▸ Exercise objective: In the Labelbox Python SDK notebook, what kind of object does get_projects return?

This notebook is used to go over the basic of the Python SDK, such as what a db object is, and how to interact with it. 



In [None]:
!pip install labelbox

In [9]:
from labelbox import Project, Dataset, Client, DataRow
import random

# API Key and Client
Provide a valid api key below in order to properly connect to the Labelbox Client.

In [10]:
# Add your api key
API_KEY=None
# To get your API key go to: Workspace settings -> API -> Create API Key
client = Client(api_key=API_KEY)

In [13]:
# For the purpose of this demo get a single project/dataset id from your organization

# Get a single Project id
# get_projects returns a PaginatedCollection object, which is iterable. 
project = next(client.get_projects())
project_id=project.uid
project_name=project.name
print("Project ID: ", project_id)
print("Project Name:", project_name)

print("-" * 40)

# Get a single dataset id
# get_datasets returns a PaginatedCollection object, which is iterable.

▸ Data:
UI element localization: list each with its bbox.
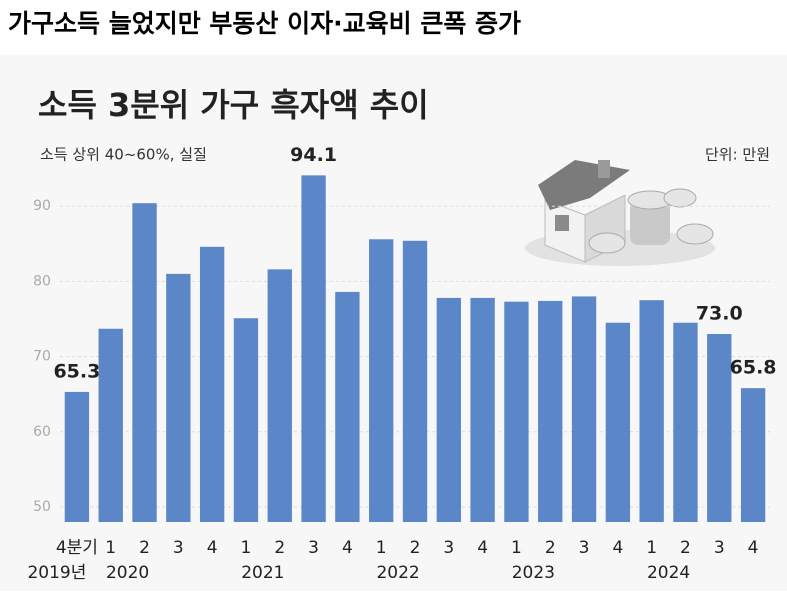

▸ Task result: A PaginatedCollection object, which is iterable.